Em 3D estereoscópico, o ângulo de convergência das duas lentes — desalinhamento causa fadiga ocular e dores de cabeça. Calibrado no set ou em pós.
A convergência determina como as duas lentes da câmera estão alinhadas uma com a outra na estereoscopia. Enquanto na filmagem 2D normal existe um único eixo óptico, em 3D trabalha-se com dois raios paralelos ou convergentes — e é exatamente aí que a conta começa. A convergência é o ângulo sob o qual essas duas lentes "se encontrariam" se fossem estendidas para a frente. Idealmente, elas convergem exatamente no plano no qual o espectador deve focar — a profundidade de campo parecerá natural, sem causar desconforto.
Na prática, a convergência foi por muito tempo o alicerce da filmagem estereoscópica. Você posiciona suas duas câmeras paralelas uma à outra — perfeito para o conforto do espectador, mas não convergente. Assim que objetos se aproximam a menos de cerca de dois a três metros, surge uma disparidade: cada olho vê algo diferente, e o cérebro não consegue mais fundir as imagens sem problemas. Isso leva a esforço ocular, dores de cabeça, desconforto — tudo o que arruinou os filmes em 3D. O método antigo, portanto, era convergir as câmeras mecanicamente, ou seja, inclinar seus eixos ópticos para dentro. Isso funciona, mas custa qualidade de imagem e controle na edição.

----------------

## Tarefas a cumprir
1. Cite o texto sobre convergência, desde "Na prática, a" até "controle na edição.".
2. No texto sobre convergência, com câmeras paralelas, a partir de que distância dos objetos surge a disparidade?
3. Prossiga o texto sobre convergência a partir do ponto em que ele termina.
A listagem abaixo é um material à parte, independente do texto sobre convergência.

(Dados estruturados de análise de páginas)

----------------

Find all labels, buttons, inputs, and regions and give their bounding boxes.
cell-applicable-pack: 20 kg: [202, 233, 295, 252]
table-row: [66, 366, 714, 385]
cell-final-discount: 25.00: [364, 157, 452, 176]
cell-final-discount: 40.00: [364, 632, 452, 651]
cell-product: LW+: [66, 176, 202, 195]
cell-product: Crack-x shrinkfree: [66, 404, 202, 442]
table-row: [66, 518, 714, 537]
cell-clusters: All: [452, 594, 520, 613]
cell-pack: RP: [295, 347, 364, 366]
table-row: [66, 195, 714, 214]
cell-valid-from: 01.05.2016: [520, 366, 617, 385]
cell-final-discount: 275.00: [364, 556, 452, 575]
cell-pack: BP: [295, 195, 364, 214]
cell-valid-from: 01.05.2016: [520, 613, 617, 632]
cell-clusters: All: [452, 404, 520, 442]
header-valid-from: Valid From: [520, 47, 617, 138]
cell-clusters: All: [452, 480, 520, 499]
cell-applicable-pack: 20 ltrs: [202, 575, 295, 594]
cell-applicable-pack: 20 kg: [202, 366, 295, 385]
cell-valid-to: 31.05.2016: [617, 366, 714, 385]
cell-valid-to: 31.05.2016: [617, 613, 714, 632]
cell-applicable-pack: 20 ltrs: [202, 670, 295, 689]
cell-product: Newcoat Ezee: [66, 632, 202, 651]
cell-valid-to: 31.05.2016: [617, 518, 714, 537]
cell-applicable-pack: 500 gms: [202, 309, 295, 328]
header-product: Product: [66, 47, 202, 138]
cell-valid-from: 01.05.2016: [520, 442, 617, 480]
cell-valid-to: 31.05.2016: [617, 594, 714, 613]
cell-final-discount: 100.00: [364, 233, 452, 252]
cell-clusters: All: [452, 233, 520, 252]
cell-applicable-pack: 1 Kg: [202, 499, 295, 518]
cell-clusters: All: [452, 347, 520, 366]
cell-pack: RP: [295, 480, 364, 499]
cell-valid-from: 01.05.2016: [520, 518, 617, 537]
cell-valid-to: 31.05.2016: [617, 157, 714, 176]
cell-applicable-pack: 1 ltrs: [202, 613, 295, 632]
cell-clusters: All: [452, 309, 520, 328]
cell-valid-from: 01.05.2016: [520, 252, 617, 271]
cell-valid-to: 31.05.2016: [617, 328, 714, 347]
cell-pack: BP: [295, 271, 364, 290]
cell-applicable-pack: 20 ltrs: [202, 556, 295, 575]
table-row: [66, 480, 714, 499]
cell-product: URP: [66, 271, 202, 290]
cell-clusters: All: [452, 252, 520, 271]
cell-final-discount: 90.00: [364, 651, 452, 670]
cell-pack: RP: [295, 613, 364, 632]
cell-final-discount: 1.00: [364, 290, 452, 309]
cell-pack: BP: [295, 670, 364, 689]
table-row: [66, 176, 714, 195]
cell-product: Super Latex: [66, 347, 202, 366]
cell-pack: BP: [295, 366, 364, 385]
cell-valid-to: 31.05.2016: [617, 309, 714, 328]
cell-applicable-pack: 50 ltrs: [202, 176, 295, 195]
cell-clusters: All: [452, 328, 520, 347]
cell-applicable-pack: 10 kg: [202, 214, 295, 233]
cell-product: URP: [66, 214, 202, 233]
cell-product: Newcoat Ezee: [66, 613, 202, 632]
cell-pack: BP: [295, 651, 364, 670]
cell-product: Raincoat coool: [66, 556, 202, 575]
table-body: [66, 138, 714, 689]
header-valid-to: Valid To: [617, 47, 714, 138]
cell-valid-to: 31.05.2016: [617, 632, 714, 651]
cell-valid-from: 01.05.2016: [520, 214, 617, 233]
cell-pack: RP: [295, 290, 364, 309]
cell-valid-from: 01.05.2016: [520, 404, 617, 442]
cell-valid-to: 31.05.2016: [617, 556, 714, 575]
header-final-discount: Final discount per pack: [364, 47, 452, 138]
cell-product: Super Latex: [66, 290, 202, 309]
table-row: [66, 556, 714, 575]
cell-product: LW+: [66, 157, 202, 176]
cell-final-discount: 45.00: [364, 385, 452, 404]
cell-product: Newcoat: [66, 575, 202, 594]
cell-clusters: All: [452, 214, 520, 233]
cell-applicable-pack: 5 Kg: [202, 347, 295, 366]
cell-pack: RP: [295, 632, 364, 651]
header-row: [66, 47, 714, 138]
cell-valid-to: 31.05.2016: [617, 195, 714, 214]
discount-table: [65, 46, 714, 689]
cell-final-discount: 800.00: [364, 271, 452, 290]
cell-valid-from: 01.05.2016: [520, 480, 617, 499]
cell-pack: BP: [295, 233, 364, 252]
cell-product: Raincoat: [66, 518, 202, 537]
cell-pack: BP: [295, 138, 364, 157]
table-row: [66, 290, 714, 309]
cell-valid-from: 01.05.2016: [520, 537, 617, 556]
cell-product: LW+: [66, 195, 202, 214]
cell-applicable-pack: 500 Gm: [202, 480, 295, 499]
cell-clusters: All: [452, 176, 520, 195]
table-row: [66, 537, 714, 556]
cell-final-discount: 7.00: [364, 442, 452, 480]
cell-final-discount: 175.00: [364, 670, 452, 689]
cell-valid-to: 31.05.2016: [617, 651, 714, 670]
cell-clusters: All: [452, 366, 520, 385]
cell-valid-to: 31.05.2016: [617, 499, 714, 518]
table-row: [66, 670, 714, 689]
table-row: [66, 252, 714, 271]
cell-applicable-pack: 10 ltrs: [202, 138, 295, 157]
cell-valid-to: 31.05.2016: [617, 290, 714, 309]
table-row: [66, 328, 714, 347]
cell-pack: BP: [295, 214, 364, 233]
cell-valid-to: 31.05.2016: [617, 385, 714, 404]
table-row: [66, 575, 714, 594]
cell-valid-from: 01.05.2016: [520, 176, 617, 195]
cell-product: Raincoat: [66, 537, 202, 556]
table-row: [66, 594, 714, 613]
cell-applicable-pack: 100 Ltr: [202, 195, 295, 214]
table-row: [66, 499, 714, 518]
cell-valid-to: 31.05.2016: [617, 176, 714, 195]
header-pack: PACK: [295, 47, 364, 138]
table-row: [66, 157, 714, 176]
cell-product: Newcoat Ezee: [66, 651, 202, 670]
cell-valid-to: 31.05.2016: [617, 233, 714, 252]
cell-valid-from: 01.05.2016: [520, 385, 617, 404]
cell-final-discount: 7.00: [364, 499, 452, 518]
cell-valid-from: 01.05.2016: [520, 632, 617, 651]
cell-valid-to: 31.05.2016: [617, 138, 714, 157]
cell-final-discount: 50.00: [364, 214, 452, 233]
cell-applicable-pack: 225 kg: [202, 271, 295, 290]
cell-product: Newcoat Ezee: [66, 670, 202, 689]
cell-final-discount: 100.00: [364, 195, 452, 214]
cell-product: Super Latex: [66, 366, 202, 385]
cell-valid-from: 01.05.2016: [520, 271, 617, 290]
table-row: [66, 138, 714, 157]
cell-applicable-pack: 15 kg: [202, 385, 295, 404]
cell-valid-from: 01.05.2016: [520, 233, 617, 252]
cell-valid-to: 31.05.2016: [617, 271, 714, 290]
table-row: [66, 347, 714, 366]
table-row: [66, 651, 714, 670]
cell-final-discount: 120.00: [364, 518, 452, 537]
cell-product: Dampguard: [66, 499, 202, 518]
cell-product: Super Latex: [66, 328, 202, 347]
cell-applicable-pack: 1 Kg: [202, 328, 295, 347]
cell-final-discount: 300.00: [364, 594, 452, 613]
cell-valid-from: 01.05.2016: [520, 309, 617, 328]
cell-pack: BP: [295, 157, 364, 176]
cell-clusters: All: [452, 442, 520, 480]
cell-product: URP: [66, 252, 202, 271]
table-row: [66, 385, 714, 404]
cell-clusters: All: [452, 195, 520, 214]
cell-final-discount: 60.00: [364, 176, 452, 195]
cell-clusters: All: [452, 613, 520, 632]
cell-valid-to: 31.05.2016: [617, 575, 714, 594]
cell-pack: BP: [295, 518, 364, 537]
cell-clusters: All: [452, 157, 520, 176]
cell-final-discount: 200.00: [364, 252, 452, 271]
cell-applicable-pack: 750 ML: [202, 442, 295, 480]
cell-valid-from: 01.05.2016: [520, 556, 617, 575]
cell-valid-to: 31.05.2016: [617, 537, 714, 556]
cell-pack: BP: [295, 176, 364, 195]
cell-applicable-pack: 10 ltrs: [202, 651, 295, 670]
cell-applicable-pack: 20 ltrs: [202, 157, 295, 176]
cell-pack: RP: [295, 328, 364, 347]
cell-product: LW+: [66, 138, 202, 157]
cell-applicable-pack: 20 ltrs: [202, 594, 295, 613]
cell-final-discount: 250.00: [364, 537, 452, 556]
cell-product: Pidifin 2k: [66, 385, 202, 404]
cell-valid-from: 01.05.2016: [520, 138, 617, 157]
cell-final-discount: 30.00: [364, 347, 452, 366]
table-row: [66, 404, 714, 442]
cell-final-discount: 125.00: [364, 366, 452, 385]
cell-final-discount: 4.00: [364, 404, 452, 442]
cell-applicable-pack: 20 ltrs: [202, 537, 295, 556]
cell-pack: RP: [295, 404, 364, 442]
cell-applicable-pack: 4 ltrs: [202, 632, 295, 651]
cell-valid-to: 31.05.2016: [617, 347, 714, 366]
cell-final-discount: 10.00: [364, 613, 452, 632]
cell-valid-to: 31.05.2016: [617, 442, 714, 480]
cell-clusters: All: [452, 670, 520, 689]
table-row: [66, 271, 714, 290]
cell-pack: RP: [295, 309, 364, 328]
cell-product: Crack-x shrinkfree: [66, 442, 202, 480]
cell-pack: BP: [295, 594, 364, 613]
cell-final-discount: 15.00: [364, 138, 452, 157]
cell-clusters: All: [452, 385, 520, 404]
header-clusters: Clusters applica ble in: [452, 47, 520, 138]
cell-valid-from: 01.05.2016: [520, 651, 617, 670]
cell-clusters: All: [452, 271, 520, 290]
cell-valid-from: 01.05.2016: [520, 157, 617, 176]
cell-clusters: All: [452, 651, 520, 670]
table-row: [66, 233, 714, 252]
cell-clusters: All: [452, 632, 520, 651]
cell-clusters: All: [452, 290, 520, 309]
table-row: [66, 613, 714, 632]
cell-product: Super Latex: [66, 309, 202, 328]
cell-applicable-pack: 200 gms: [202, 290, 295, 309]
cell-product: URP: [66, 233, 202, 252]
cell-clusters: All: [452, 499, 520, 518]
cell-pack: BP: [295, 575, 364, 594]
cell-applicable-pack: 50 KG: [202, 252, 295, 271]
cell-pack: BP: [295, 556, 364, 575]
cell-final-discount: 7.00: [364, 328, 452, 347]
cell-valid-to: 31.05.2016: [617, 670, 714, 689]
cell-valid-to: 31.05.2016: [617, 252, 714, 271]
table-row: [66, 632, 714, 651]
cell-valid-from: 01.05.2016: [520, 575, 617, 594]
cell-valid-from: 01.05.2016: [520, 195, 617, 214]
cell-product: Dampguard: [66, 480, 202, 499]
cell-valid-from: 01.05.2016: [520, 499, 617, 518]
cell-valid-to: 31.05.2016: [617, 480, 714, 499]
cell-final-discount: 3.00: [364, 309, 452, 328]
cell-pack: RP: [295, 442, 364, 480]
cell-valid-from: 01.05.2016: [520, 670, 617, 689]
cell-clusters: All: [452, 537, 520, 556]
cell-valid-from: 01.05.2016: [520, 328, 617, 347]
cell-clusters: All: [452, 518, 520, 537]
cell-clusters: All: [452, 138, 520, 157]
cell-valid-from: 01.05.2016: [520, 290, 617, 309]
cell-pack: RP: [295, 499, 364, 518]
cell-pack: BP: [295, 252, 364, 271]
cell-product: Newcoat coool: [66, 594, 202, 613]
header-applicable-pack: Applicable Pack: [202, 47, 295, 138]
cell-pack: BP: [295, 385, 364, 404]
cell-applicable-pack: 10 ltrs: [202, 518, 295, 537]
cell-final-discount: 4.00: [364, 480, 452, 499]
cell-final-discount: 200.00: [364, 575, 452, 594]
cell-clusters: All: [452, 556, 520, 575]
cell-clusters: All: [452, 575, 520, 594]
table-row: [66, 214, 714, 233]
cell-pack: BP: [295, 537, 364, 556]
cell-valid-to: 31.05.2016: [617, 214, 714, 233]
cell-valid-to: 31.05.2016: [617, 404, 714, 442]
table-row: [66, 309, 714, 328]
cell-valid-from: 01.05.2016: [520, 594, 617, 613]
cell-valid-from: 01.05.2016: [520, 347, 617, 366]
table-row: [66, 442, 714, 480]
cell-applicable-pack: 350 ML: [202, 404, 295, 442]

----------------

## Respostas por tarefa
1.
Na prática, a convergência foi por muito tempo o alicerce da filmagem estereoscópica. Você posiciona suas duas câmeras paralelas uma à outra — perfeito para o conforto do espectador, mas não convergente. Assim que objetos se aproximam a menos de cerca de dois a três metros, surge uma disparidade: cada olho vê algo diferente, e o cérebro não consegue mais fundir as imagens sem problemas. Isso leva a esforço ocular, dores de cabeça, desconforto — tudo o que arruinou os filmes em 3D. O método antigo, portanto, era convergir as câmeras mecanicamente, ou seja, inclinar seus eixos ópticos para dentro. Isso funciona, mas custa qualidade de imagem e controle na edição.

2. Quando os objetos se aproximam a menos de cerca de dois a três metros.

3.
Hoje, a convergência é calibrada primariamente na pós-produção — este é o caminho limpo. Na edição — ou mais precisamente no acabamento estereoscópico — usa-se software para deslocar o plano de convergência e, ao mesmo tempo, controlar a disparidade horizontal. Alguns sistemas permitem até ajuste dinâmico de convergência em tempo real dentro de uma mesma cena. Isso, no entanto, exige mapas de profundidade precisos e uma calibração exata das câmeras já no set — distância focal, tamanho do sensor, distância interaxial devem ser documentados como uma bíblia. Dados ausentes ou insuficientes no original significam adivinhações e compromissos posteriores que podem prejudicar a imagem.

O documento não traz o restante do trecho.